▸ **Task brief**
Copy each line below in which the string "flag" occurs.

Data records
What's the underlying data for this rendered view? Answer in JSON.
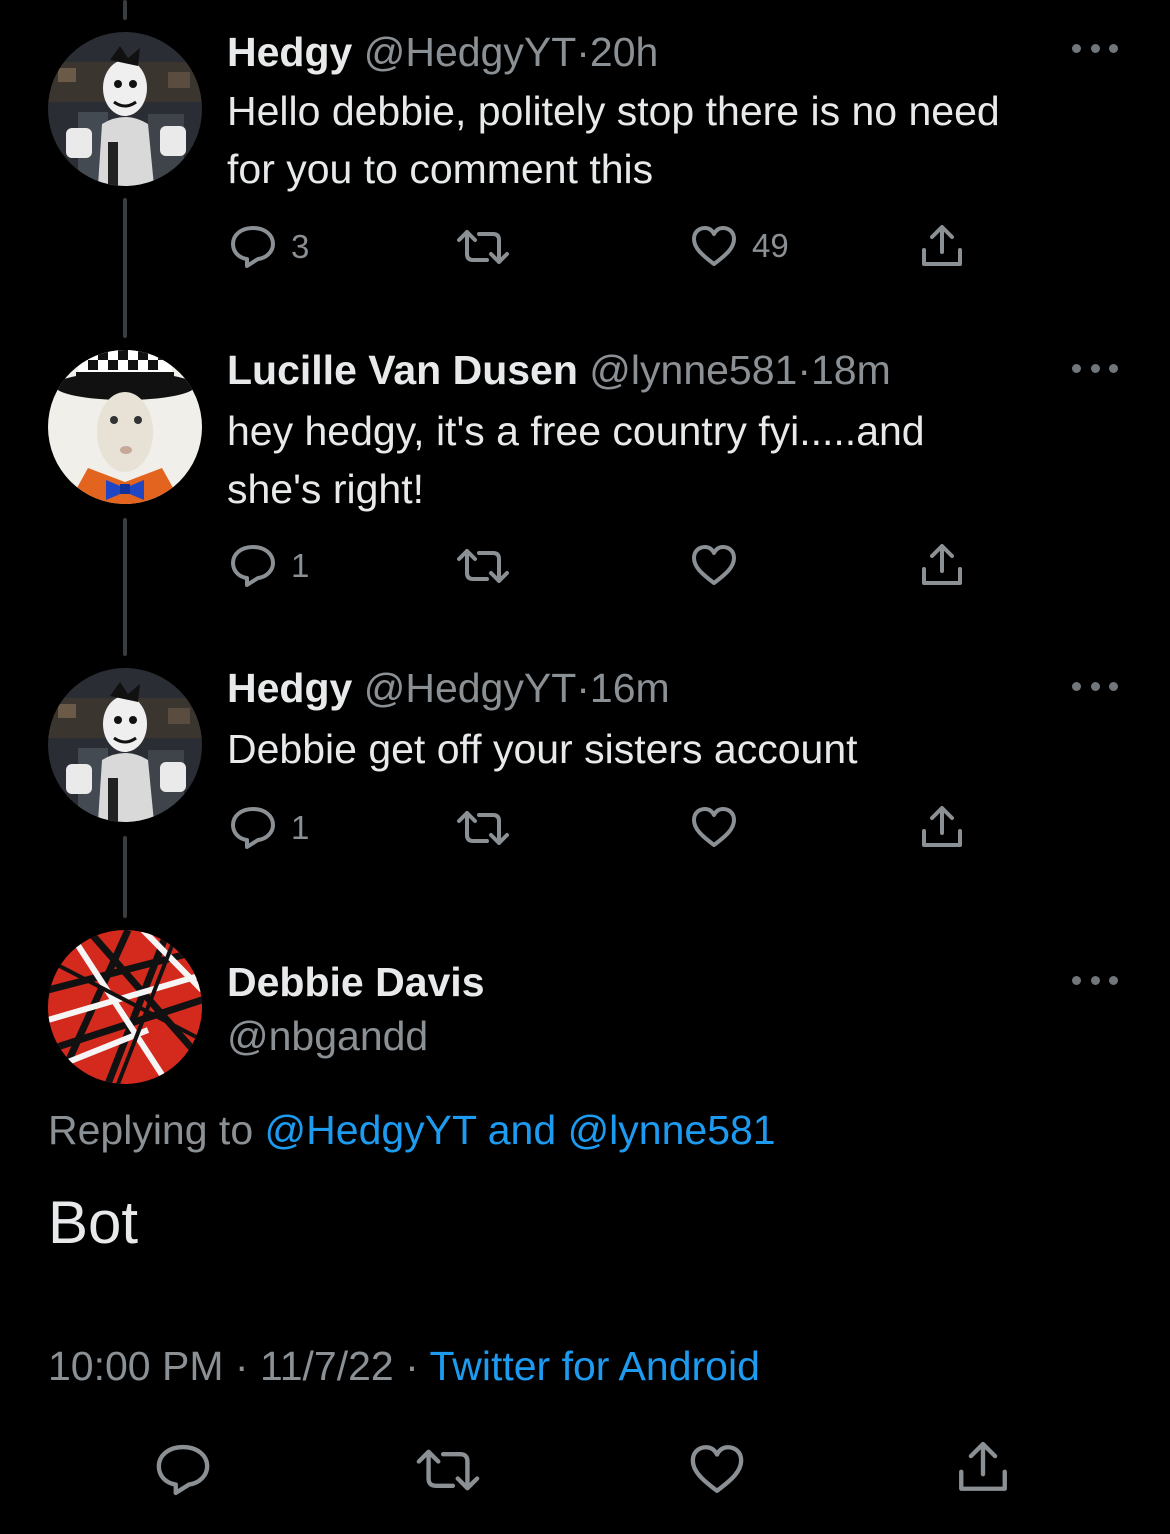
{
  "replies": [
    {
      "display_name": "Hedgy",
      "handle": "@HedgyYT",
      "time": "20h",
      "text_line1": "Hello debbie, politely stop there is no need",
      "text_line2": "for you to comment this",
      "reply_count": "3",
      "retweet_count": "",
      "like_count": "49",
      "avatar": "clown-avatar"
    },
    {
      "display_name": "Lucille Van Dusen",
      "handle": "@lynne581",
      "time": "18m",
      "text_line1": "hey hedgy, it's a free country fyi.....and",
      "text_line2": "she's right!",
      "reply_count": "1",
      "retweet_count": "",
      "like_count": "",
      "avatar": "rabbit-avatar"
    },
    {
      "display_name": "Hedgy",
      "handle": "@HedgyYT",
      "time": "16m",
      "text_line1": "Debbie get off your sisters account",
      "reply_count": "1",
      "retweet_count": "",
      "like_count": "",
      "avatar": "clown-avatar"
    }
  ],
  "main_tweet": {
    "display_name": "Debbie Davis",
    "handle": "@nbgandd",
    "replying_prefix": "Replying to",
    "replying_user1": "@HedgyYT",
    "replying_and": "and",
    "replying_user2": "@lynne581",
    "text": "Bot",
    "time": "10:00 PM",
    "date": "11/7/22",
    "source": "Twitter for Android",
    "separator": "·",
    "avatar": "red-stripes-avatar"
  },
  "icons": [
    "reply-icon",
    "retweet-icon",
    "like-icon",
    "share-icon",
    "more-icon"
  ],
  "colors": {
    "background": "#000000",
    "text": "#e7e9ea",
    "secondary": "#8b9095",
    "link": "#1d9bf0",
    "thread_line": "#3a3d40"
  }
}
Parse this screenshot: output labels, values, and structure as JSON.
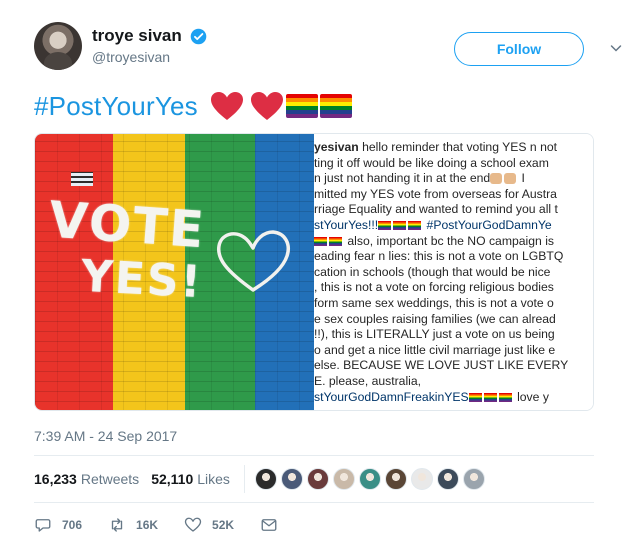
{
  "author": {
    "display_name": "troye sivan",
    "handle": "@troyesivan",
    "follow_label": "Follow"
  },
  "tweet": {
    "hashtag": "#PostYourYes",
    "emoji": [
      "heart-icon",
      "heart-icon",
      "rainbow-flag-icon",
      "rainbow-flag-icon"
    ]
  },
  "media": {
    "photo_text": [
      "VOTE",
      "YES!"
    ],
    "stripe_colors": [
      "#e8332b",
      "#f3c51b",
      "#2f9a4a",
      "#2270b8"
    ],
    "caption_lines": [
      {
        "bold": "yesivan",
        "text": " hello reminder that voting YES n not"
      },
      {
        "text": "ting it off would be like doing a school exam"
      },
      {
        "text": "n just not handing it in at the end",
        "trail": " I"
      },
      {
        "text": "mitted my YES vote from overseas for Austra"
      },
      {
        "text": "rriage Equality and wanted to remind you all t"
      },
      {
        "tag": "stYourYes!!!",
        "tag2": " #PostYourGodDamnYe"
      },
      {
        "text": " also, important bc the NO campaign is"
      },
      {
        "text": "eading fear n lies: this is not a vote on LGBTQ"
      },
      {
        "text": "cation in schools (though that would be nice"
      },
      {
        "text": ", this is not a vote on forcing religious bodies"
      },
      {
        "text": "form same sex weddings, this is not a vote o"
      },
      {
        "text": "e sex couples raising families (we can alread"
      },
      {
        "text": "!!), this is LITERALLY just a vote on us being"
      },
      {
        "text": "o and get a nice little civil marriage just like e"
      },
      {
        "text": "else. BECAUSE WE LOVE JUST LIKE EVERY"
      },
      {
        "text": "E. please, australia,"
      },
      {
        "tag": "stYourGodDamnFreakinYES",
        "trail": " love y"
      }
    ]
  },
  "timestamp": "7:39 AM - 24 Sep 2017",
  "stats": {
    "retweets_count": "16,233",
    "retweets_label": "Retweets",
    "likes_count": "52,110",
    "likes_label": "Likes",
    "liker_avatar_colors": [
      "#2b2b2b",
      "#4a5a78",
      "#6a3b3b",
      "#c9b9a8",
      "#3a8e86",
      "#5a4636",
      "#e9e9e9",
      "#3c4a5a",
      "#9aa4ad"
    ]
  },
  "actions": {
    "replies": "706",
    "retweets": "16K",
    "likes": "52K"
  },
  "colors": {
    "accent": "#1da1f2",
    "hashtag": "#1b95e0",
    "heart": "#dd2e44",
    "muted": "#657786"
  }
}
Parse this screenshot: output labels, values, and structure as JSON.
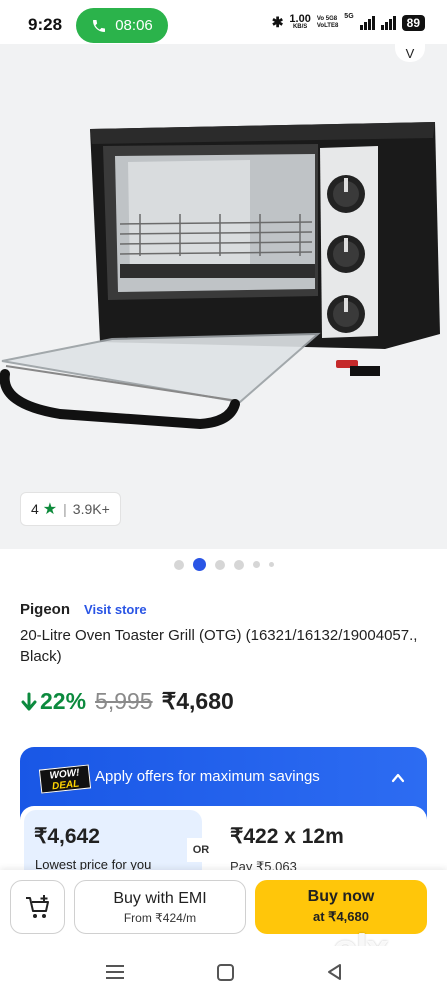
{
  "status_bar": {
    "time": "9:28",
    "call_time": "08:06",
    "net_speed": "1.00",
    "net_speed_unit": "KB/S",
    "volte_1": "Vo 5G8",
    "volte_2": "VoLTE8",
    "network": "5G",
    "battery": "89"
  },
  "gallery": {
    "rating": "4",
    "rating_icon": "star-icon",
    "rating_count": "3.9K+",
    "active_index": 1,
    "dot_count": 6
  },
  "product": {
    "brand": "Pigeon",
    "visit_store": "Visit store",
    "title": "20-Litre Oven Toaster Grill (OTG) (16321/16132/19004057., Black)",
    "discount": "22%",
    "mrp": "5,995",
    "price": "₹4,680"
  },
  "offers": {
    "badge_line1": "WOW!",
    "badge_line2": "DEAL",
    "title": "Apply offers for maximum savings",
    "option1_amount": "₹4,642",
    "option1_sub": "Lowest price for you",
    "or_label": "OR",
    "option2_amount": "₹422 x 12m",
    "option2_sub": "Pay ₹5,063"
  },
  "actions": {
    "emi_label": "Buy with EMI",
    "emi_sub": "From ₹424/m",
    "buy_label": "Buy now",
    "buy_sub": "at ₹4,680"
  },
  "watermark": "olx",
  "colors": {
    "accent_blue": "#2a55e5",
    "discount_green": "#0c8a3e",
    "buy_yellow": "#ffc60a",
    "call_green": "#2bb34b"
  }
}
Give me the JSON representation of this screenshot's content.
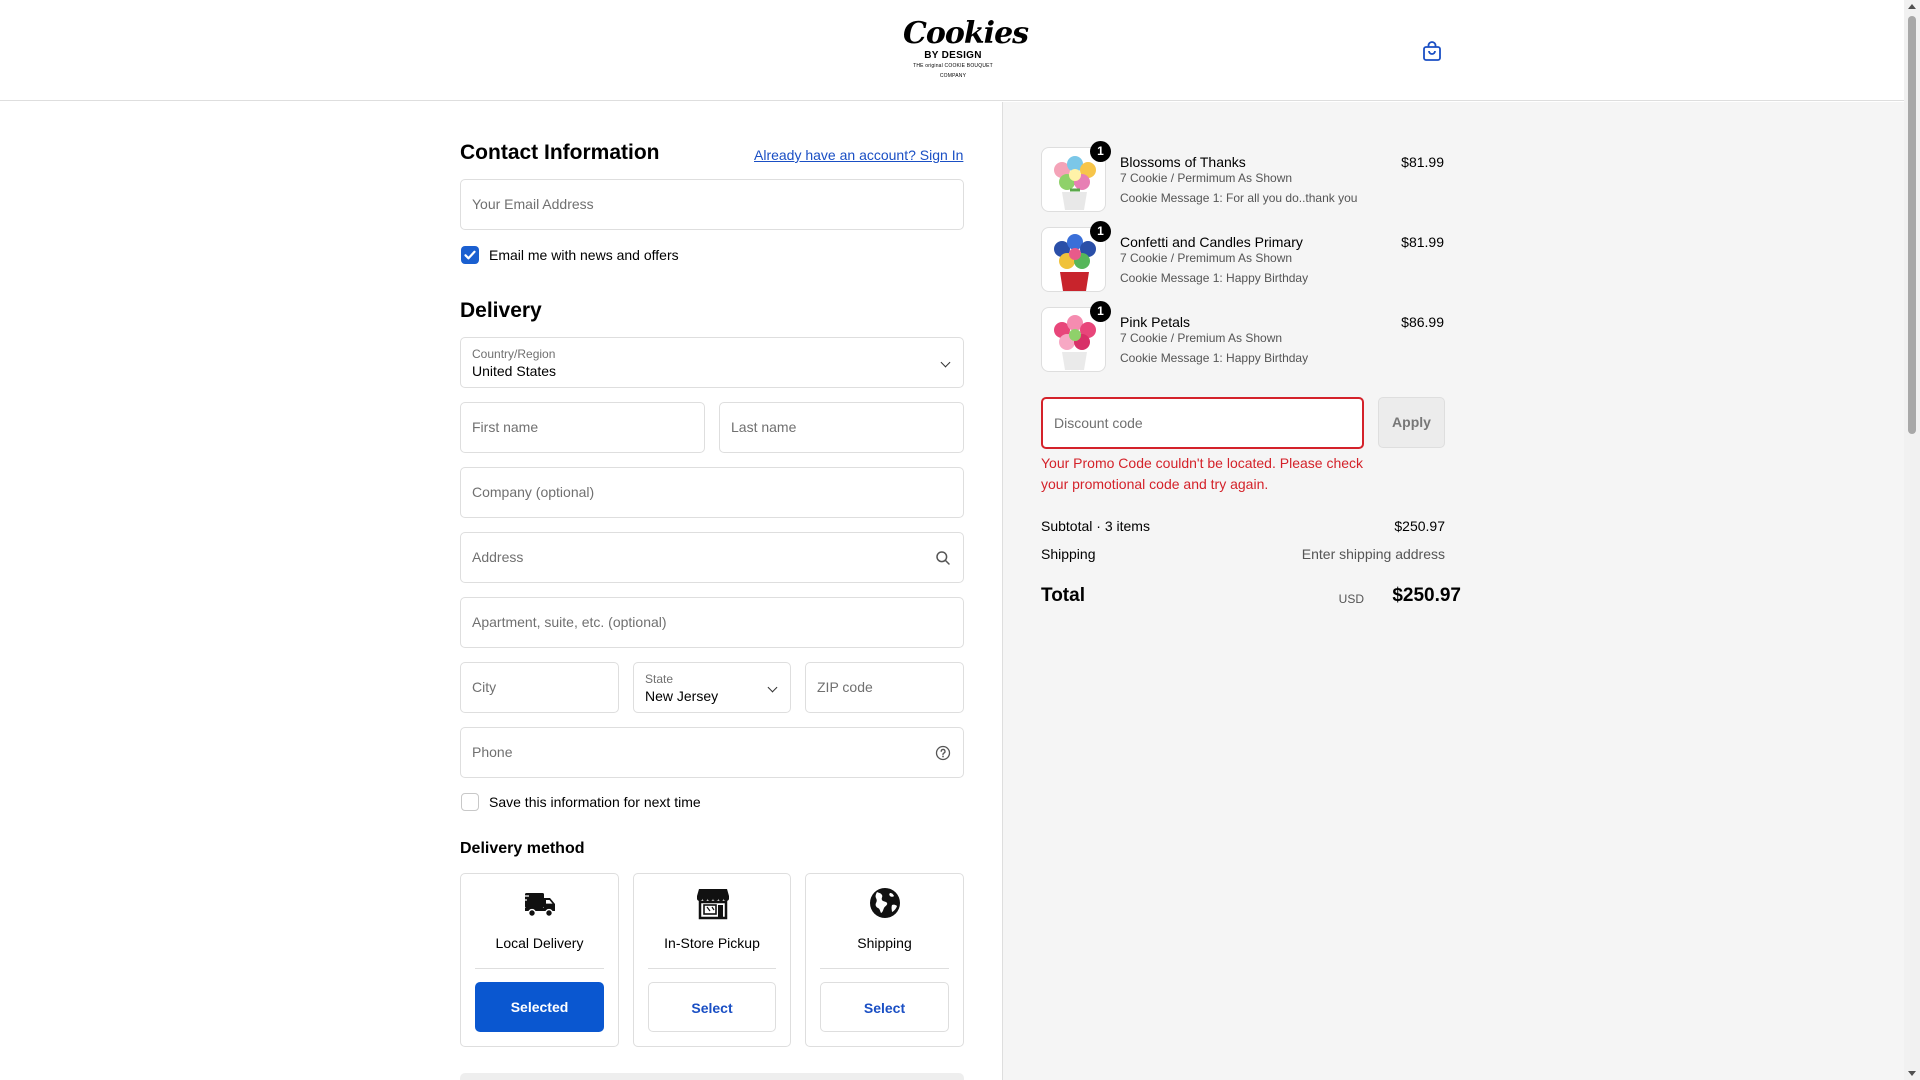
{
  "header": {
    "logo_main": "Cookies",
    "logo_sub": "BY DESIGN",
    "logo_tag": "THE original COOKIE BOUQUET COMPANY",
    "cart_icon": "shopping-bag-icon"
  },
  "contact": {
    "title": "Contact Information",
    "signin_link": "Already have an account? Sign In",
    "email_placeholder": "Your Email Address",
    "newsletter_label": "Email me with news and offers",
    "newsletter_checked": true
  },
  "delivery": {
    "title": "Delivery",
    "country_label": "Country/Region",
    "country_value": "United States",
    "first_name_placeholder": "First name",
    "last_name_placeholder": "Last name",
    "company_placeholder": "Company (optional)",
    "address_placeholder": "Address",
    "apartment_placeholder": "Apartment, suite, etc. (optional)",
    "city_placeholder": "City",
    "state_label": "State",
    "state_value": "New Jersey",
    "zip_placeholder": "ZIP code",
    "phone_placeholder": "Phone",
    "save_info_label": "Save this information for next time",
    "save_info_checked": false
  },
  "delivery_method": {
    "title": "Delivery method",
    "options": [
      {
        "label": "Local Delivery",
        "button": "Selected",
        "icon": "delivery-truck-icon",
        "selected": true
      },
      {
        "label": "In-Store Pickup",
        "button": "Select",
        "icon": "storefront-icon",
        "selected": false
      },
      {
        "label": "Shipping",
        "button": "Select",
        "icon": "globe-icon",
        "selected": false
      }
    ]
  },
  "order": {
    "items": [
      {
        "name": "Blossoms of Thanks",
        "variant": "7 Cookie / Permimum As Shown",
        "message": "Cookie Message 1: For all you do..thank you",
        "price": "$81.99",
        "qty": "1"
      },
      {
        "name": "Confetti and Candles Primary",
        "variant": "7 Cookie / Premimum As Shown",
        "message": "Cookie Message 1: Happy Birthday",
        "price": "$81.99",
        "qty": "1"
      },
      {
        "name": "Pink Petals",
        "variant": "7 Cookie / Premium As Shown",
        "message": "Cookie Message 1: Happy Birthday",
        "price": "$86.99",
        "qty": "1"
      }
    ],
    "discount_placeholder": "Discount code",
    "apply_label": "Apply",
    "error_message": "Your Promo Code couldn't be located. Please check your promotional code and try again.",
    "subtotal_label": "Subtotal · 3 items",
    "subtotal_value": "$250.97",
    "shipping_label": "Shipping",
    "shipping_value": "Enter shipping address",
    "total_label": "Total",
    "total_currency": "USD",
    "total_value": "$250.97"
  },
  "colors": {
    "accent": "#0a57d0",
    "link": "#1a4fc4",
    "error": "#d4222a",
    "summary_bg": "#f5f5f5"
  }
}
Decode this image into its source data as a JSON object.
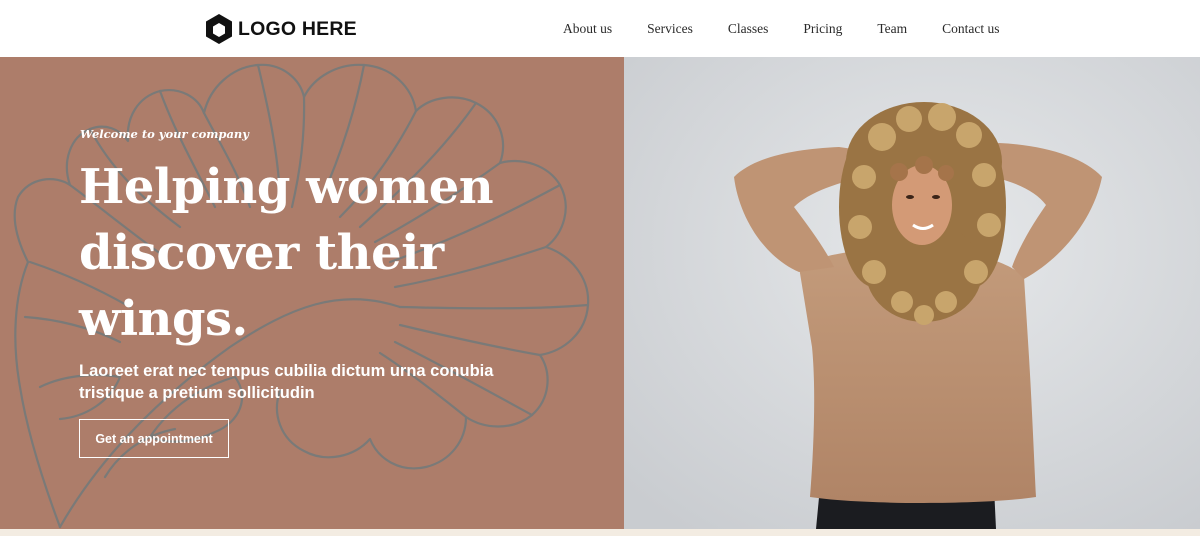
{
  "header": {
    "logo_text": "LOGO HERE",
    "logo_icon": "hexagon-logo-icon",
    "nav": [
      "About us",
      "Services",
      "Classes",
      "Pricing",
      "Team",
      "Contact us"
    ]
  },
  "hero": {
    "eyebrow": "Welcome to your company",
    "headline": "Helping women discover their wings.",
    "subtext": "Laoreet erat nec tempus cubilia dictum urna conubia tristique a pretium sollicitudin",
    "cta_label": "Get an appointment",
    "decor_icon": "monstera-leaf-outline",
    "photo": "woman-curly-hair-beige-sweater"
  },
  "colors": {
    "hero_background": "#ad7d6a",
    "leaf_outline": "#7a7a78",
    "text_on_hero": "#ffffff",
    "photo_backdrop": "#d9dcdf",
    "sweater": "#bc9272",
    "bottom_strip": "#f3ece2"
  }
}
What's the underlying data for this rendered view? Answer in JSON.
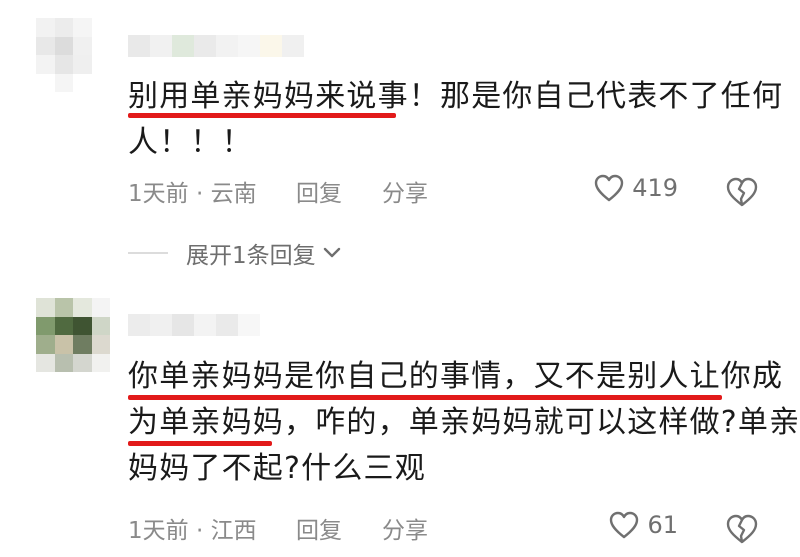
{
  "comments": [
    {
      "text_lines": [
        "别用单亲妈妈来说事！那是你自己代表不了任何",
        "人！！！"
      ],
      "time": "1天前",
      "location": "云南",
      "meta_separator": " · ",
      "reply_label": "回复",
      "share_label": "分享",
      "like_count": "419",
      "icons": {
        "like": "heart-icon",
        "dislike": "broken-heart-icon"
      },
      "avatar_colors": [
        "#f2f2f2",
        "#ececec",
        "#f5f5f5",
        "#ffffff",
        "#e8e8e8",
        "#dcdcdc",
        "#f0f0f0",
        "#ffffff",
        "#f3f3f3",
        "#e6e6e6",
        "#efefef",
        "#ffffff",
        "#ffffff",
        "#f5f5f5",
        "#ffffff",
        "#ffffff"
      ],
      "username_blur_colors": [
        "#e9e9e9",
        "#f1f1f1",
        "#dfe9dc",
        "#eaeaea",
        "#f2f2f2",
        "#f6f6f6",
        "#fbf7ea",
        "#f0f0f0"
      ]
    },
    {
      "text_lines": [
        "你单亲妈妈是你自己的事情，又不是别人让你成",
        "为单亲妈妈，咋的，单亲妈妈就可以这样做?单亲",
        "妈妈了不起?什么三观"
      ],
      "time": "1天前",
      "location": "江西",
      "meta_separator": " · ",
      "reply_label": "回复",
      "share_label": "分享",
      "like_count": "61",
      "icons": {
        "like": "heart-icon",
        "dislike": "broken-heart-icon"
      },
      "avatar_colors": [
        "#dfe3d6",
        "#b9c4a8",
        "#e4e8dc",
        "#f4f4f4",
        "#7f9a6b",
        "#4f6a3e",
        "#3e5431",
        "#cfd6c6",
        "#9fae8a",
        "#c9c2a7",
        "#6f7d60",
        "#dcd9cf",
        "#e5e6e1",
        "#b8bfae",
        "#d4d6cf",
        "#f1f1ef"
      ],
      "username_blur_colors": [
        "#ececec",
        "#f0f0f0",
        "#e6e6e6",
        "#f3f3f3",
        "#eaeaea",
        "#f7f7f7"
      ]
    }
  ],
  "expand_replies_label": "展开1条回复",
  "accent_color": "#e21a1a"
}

▸ **Problem solution**
      "rainbow-flag-icon",
      "rainbow-flag-icon"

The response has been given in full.